▶ **SET EXERCISE**:
Write out only the lines from the line containing "Parse this screenshot: output" to the end of the listing below, both included, exactly as they stand. Drop the pictures.

▶ **THE DATA**:

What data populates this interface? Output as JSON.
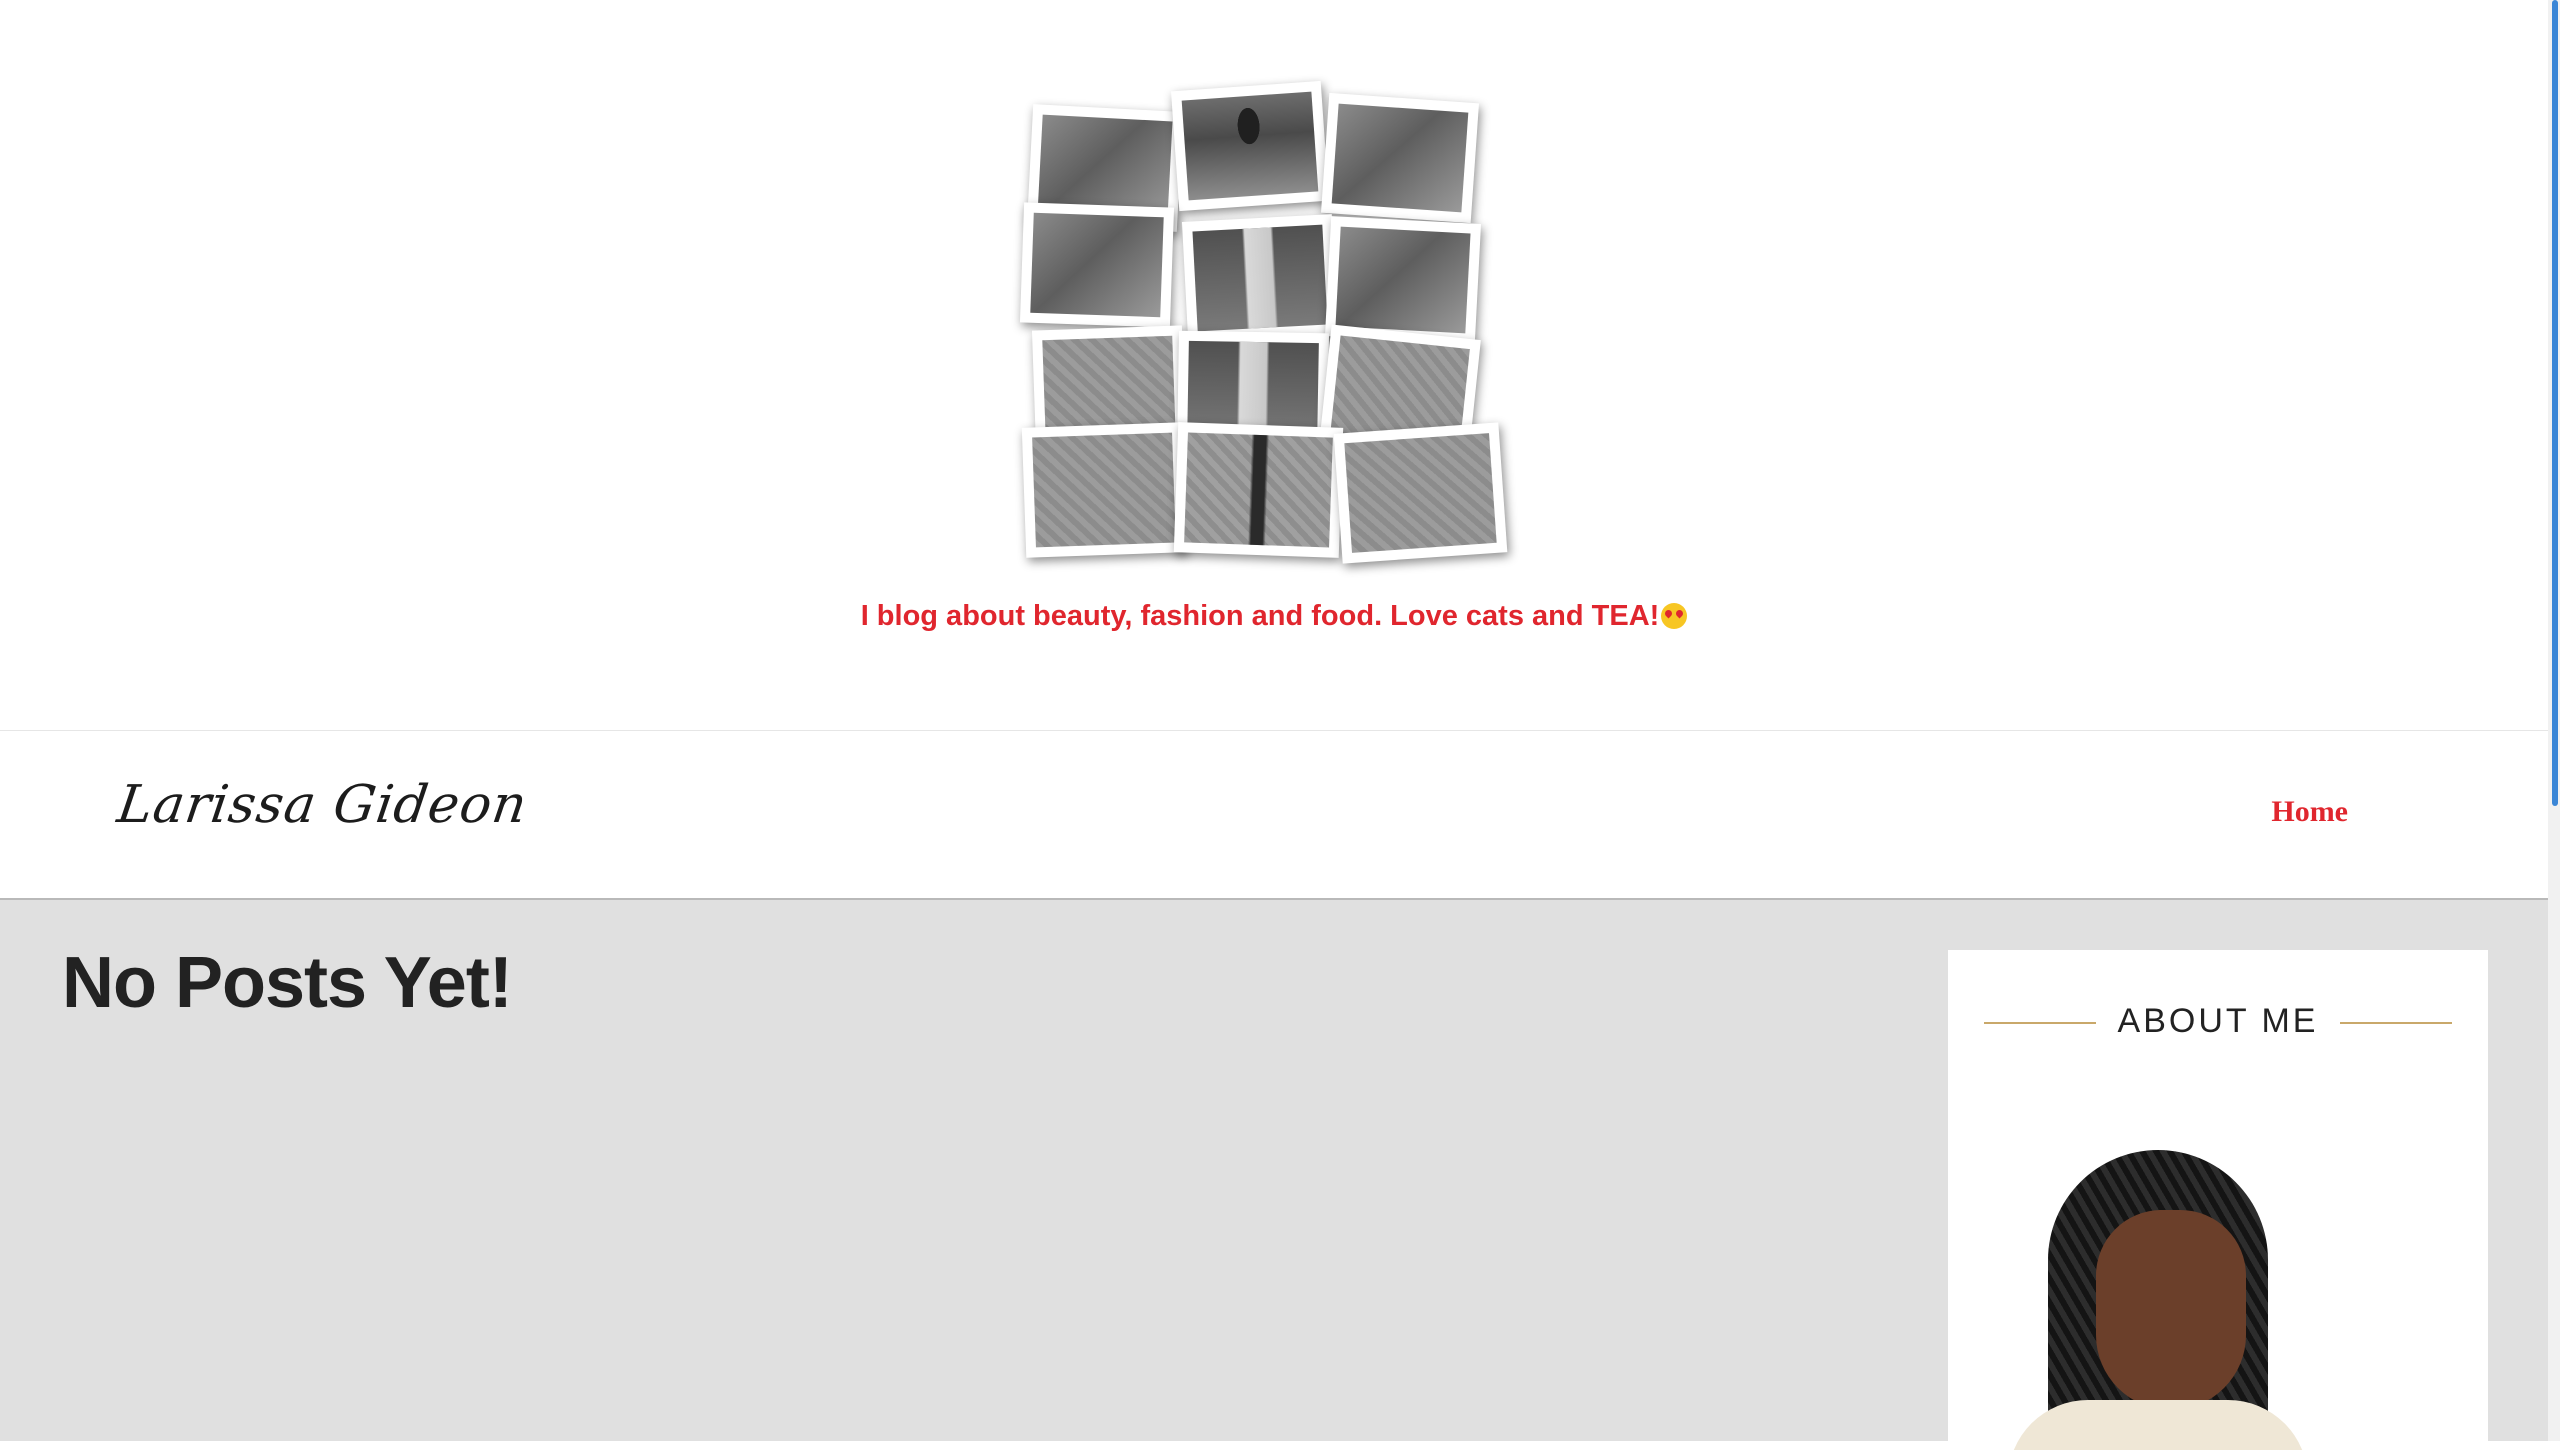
{
  "header": {
    "tagline": "I blog about beauty, fashion and food. Love cats and TEA!",
    "tagline_emoji_icon": "heart-eyes-emoji-icon"
  },
  "nav": {
    "brand": "Larissa Gideon",
    "items": [
      {
        "label": "Home",
        "active": true
      }
    ]
  },
  "main": {
    "title": "No Posts Yet!"
  },
  "sidebar": {
    "widget_title": "ABOUT ME"
  },
  "colors": {
    "accent": "#e0262e",
    "content_bg": "#e0e0e0",
    "divider_gold": "#c9a86a",
    "scrollbar": "#3b86d6"
  }
}
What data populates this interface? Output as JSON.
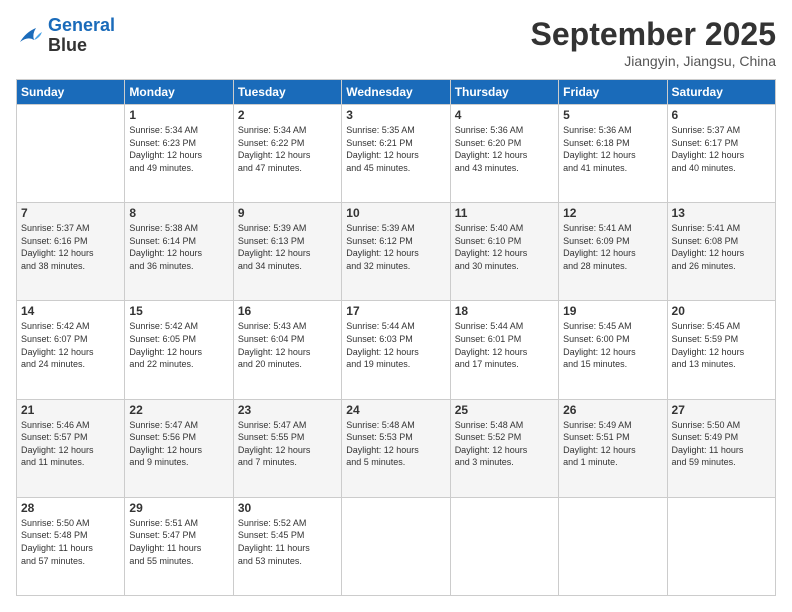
{
  "header": {
    "logo_line1": "General",
    "logo_line2": "Blue",
    "month": "September 2025",
    "location": "Jiangyin, Jiangsu, China"
  },
  "weekdays": [
    "Sunday",
    "Monday",
    "Tuesday",
    "Wednesday",
    "Thursday",
    "Friday",
    "Saturday"
  ],
  "weeks": [
    [
      {
        "day": "",
        "info": ""
      },
      {
        "day": "1",
        "info": "Sunrise: 5:34 AM\nSunset: 6:23 PM\nDaylight: 12 hours\nand 49 minutes."
      },
      {
        "day": "2",
        "info": "Sunrise: 5:34 AM\nSunset: 6:22 PM\nDaylight: 12 hours\nand 47 minutes."
      },
      {
        "day": "3",
        "info": "Sunrise: 5:35 AM\nSunset: 6:21 PM\nDaylight: 12 hours\nand 45 minutes."
      },
      {
        "day": "4",
        "info": "Sunrise: 5:36 AM\nSunset: 6:20 PM\nDaylight: 12 hours\nand 43 minutes."
      },
      {
        "day": "5",
        "info": "Sunrise: 5:36 AM\nSunset: 6:18 PM\nDaylight: 12 hours\nand 41 minutes."
      },
      {
        "day": "6",
        "info": "Sunrise: 5:37 AM\nSunset: 6:17 PM\nDaylight: 12 hours\nand 40 minutes."
      }
    ],
    [
      {
        "day": "7",
        "info": "Sunrise: 5:37 AM\nSunset: 6:16 PM\nDaylight: 12 hours\nand 38 minutes."
      },
      {
        "day": "8",
        "info": "Sunrise: 5:38 AM\nSunset: 6:14 PM\nDaylight: 12 hours\nand 36 minutes."
      },
      {
        "day": "9",
        "info": "Sunrise: 5:39 AM\nSunset: 6:13 PM\nDaylight: 12 hours\nand 34 minutes."
      },
      {
        "day": "10",
        "info": "Sunrise: 5:39 AM\nSunset: 6:12 PM\nDaylight: 12 hours\nand 32 minutes."
      },
      {
        "day": "11",
        "info": "Sunrise: 5:40 AM\nSunset: 6:10 PM\nDaylight: 12 hours\nand 30 minutes."
      },
      {
        "day": "12",
        "info": "Sunrise: 5:41 AM\nSunset: 6:09 PM\nDaylight: 12 hours\nand 28 minutes."
      },
      {
        "day": "13",
        "info": "Sunrise: 5:41 AM\nSunset: 6:08 PM\nDaylight: 12 hours\nand 26 minutes."
      }
    ],
    [
      {
        "day": "14",
        "info": "Sunrise: 5:42 AM\nSunset: 6:07 PM\nDaylight: 12 hours\nand 24 minutes."
      },
      {
        "day": "15",
        "info": "Sunrise: 5:42 AM\nSunset: 6:05 PM\nDaylight: 12 hours\nand 22 minutes."
      },
      {
        "day": "16",
        "info": "Sunrise: 5:43 AM\nSunset: 6:04 PM\nDaylight: 12 hours\nand 20 minutes."
      },
      {
        "day": "17",
        "info": "Sunrise: 5:44 AM\nSunset: 6:03 PM\nDaylight: 12 hours\nand 19 minutes."
      },
      {
        "day": "18",
        "info": "Sunrise: 5:44 AM\nSunset: 6:01 PM\nDaylight: 12 hours\nand 17 minutes."
      },
      {
        "day": "19",
        "info": "Sunrise: 5:45 AM\nSunset: 6:00 PM\nDaylight: 12 hours\nand 15 minutes."
      },
      {
        "day": "20",
        "info": "Sunrise: 5:45 AM\nSunset: 5:59 PM\nDaylight: 12 hours\nand 13 minutes."
      }
    ],
    [
      {
        "day": "21",
        "info": "Sunrise: 5:46 AM\nSunset: 5:57 PM\nDaylight: 12 hours\nand 11 minutes."
      },
      {
        "day": "22",
        "info": "Sunrise: 5:47 AM\nSunset: 5:56 PM\nDaylight: 12 hours\nand 9 minutes."
      },
      {
        "day": "23",
        "info": "Sunrise: 5:47 AM\nSunset: 5:55 PM\nDaylight: 12 hours\nand 7 minutes."
      },
      {
        "day": "24",
        "info": "Sunrise: 5:48 AM\nSunset: 5:53 PM\nDaylight: 12 hours\nand 5 minutes."
      },
      {
        "day": "25",
        "info": "Sunrise: 5:48 AM\nSunset: 5:52 PM\nDaylight: 12 hours\nand 3 minutes."
      },
      {
        "day": "26",
        "info": "Sunrise: 5:49 AM\nSunset: 5:51 PM\nDaylight: 12 hours\nand 1 minute."
      },
      {
        "day": "27",
        "info": "Sunrise: 5:50 AM\nSunset: 5:49 PM\nDaylight: 11 hours\nand 59 minutes."
      }
    ],
    [
      {
        "day": "28",
        "info": "Sunrise: 5:50 AM\nSunset: 5:48 PM\nDaylight: 11 hours\nand 57 minutes."
      },
      {
        "day": "29",
        "info": "Sunrise: 5:51 AM\nSunset: 5:47 PM\nDaylight: 11 hours\nand 55 minutes."
      },
      {
        "day": "30",
        "info": "Sunrise: 5:52 AM\nSunset: 5:45 PM\nDaylight: 11 hours\nand 53 minutes."
      },
      {
        "day": "",
        "info": ""
      },
      {
        "day": "",
        "info": ""
      },
      {
        "day": "",
        "info": ""
      },
      {
        "day": "",
        "info": ""
      }
    ]
  ]
}
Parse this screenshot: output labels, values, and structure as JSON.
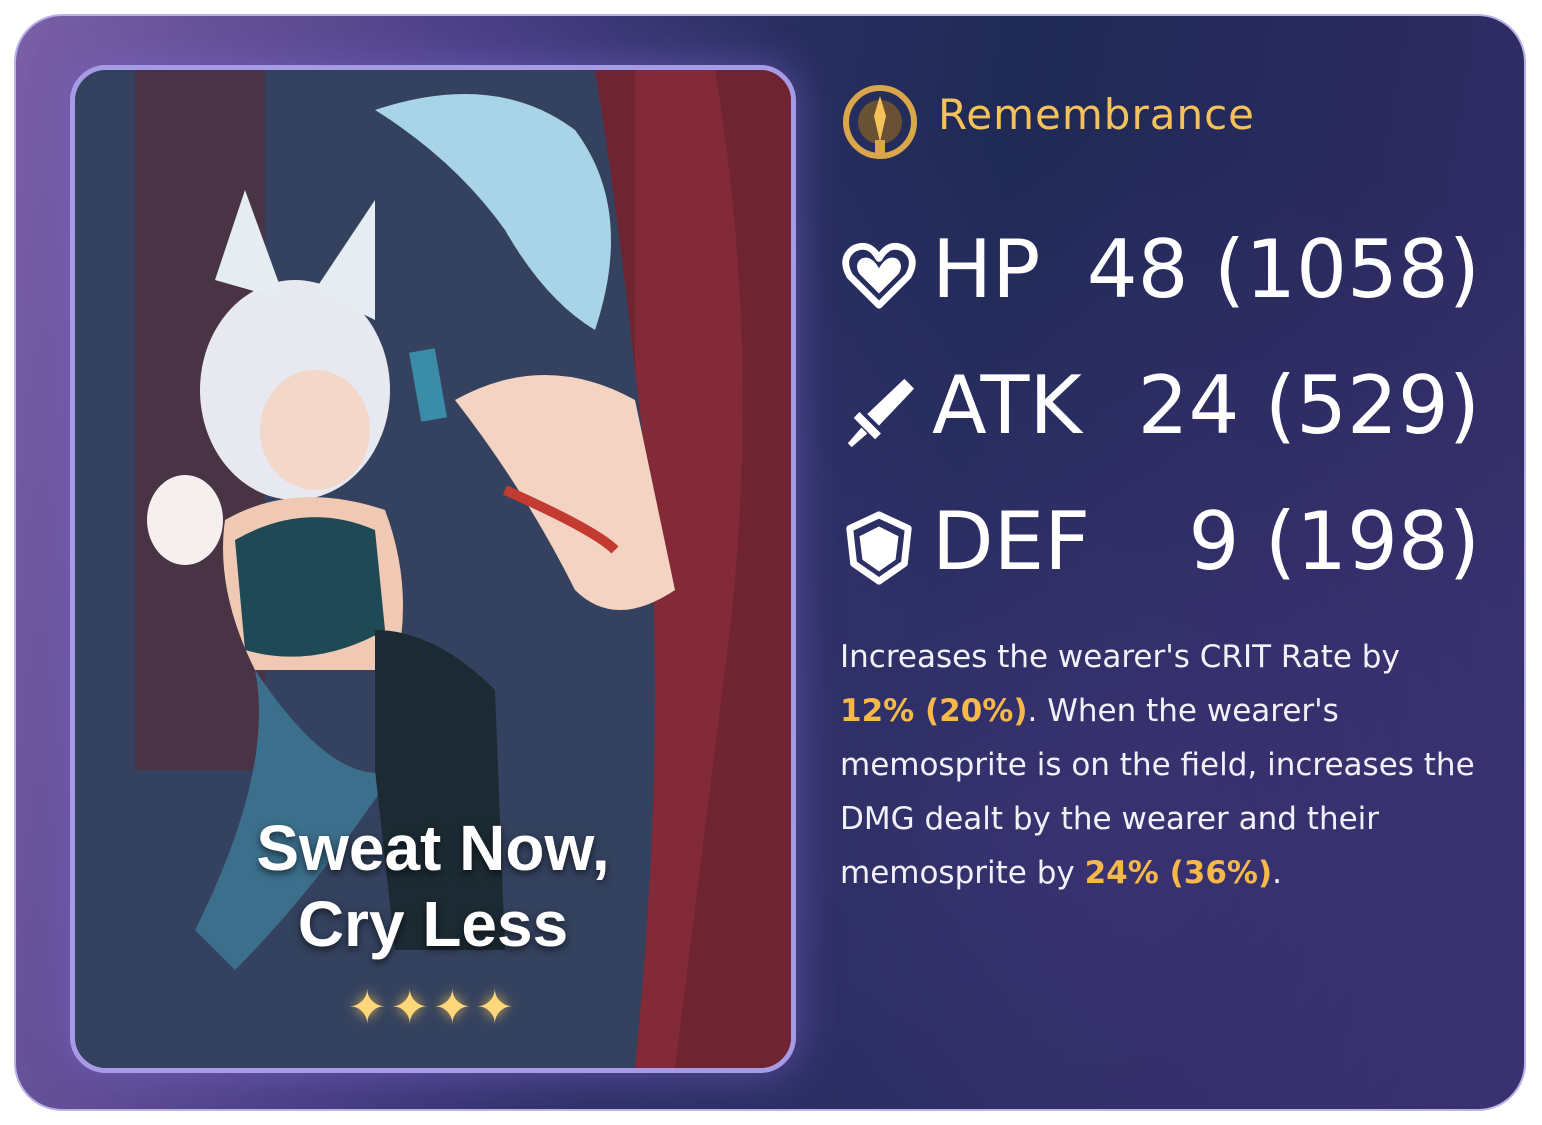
{
  "light_cone": {
    "title_line1": "Sweat Now,",
    "title_line2": "Cry Less",
    "stars": "✦✦✦✦",
    "rarity": 4
  },
  "path": {
    "label": "Remembrance",
    "icon": "remembrance-path-icon"
  },
  "stats": [
    {
      "name": "HP",
      "value": "48 (1058)",
      "icon": "heart-icon"
    },
    {
      "name": "ATK",
      "value": "24 (529)",
      "icon": "sword-icon"
    },
    {
      "name": "DEF",
      "value": "9 (198)",
      "icon": "shield-icon"
    }
  ],
  "description": {
    "part1": "Increases the wearer's CRIT Rate by ",
    "hl1": "12% (20%)",
    "part2": ". When the wearer's memosprite is on the field, increases the DMG dealt by the wearer and their memosprite by ",
    "hl2": "24% (36%)",
    "part3": "."
  },
  "colors": {
    "accent": "#f5c25a",
    "highlight": "#f7b84a",
    "frame_border": "#b9b2e6",
    "card_border": "#a79be6"
  }
}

▶ **REPLY TO THE TASK**:
Parse this screenshot: output labels, values, and structure as JSON.
{
  "light_cone": {
    "title_line1": "Sweat Now,",
    "title_line2": "Cry Less",
    "stars": "✦✦✦✦",
    "rarity": 4
  },
  "path": {
    "label": "Remembrance",
    "icon": "remembrance-path-icon"
  },
  "stats": [
    {
      "name": "HP",
      "value": "48 (1058)",
      "icon": "heart-icon"
    },
    {
      "name": "ATK",
      "value": "24 (529)",
      "icon": "sword-icon"
    },
    {
      "name": "DEF",
      "value": "9 (198)",
      "icon": "shield-icon"
    }
  ],
  "description": {
    "part1": "Increases the wearer's CRIT Rate by ",
    "hl1": "12% (20%)",
    "part2": ". When the wearer's memosprite is on the field, increases the DMG dealt by the wearer and their memosprite by ",
    "hl2": "24% (36%)",
    "part3": "."
  },
  "colors": {
    "accent": "#f5c25a",
    "highlight": "#f7b84a",
    "frame_border": "#b9b2e6",
    "card_border": "#a79be6"
  }
}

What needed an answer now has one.